## Start INFORMATION SUPPLIED

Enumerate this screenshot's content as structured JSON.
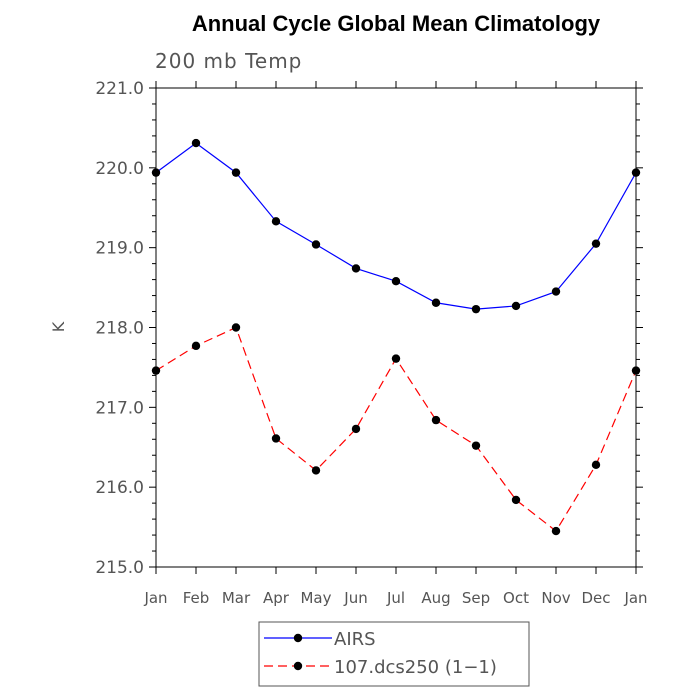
{
  "chart_data": {
    "type": "line",
    "title": "Annual Cycle Global Mean Climatology",
    "subtitle": "200 mb Temp",
    "xlabel": "",
    "ylabel": "K",
    "categories": [
      "Jan",
      "Feb",
      "Mar",
      "Apr",
      "May",
      "Jun",
      "Jul",
      "Aug",
      "Sep",
      "Oct",
      "Nov",
      "Dec",
      "Jan"
    ],
    "ylim": [
      215.0,
      221.0
    ],
    "yticks": [
      "215.0",
      "216.0",
      "217.0",
      "218.0",
      "219.0",
      "220.0",
      "221.0"
    ],
    "grid": false,
    "legend_position": "bottom",
    "series": [
      {
        "name": "AIRS",
        "color": "#0000ff",
        "dash": "solid",
        "values": [
          219.94,
          220.31,
          219.94,
          219.33,
          219.04,
          218.74,
          218.58,
          218.31,
          218.23,
          218.27,
          218.45,
          219.05,
          219.94
        ]
      },
      {
        "name": "107.dcs250 (1−1)",
        "color": "#ff0000",
        "dash": "dashed",
        "values": [
          217.46,
          217.77,
          218.0,
          216.61,
          216.21,
          216.73,
          217.61,
          216.84,
          216.52,
          215.84,
          215.45,
          216.28,
          217.46
        ]
      }
    ]
  }
}
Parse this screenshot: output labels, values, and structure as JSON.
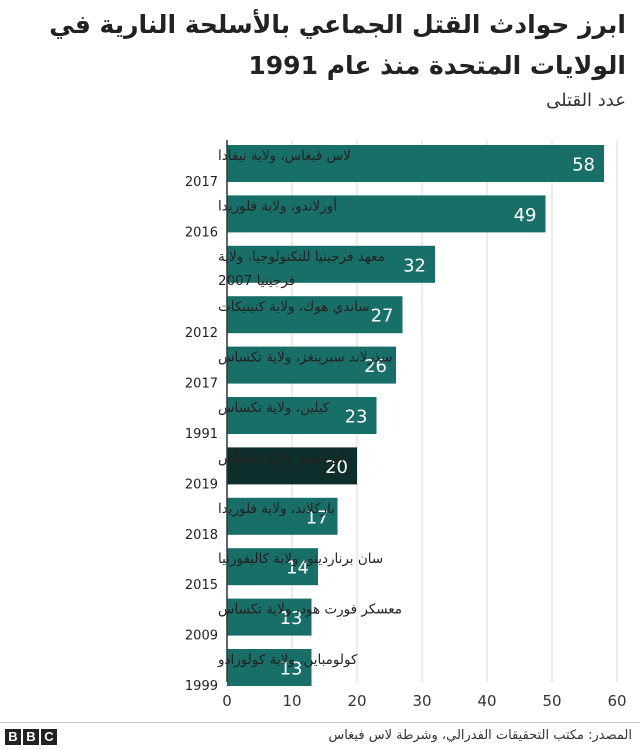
{
  "title": "ابرز حوادث القتل الجماعي بالأسلحة النارية في الولايات المتحدة منذ عام 1991",
  "subtitle": "عدد القتلى",
  "source": "المصدر: مكتب التحقيقات الفدرالي، وشرطة لاس فيغاس",
  "logo": [
    "B",
    "B",
    "C"
  ],
  "colors": {
    "bar": "#176f67",
    "highlight": "#0d2e2b",
    "grid": "#d9d9d9",
    "axis": "#333333"
  },
  "chart_data": {
    "type": "bar",
    "orientation": "horizontal",
    "categories": [
      {
        "name": "لاس فيغاس، ولاية نيفادا",
        "year": "2017",
        "value": 58
      },
      {
        "name": "أورلاندو، ولاية فلوريدا",
        "year": "2016",
        "value": 49
      },
      {
        "name": "معهد فرجينيا للتكنولوجيا، ولاية فرجينيا 2007",
        "year": "",
        "value": 32
      },
      {
        "name": "ساندي هوك، ولاية كنيتيكات",
        "year": "2012",
        "value": 27
      },
      {
        "name": "سذرلاند سبرينغز، ولاية تكساس",
        "year": "2017",
        "value": 26
      },
      {
        "name": "كيلين، ولاية تكساس",
        "year": "1991",
        "value": 23
      },
      {
        "name": "أل باسو، ولاية تكساس",
        "year": "2019",
        "value": 20,
        "highlight": true
      },
      {
        "name": "باركلاند، ولاية فلوريدا",
        "year": "2018",
        "value": 17
      },
      {
        "name": "سان برناردينو، ولاية كاليفورنيا",
        "year": "2015",
        "value": 14
      },
      {
        "name": "معسكر فورت هود، ولاية تكساس",
        "year": "2009",
        "value": 13
      },
      {
        "name": "كولومباين، ولاية كولورادو",
        "year": "1999",
        "value": 13
      }
    ],
    "xlim": [
      0,
      60
    ],
    "xticks": [
      0,
      10,
      20,
      30,
      40,
      50,
      60
    ],
    "grid": true
  }
}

## End INFORMATION SUPPLIED

■ **EXERCISE**: Look through the entries above and report the number of lines that contain "screenshot". Write only the number.

■ **OUTPUT OF THE TASK**: 2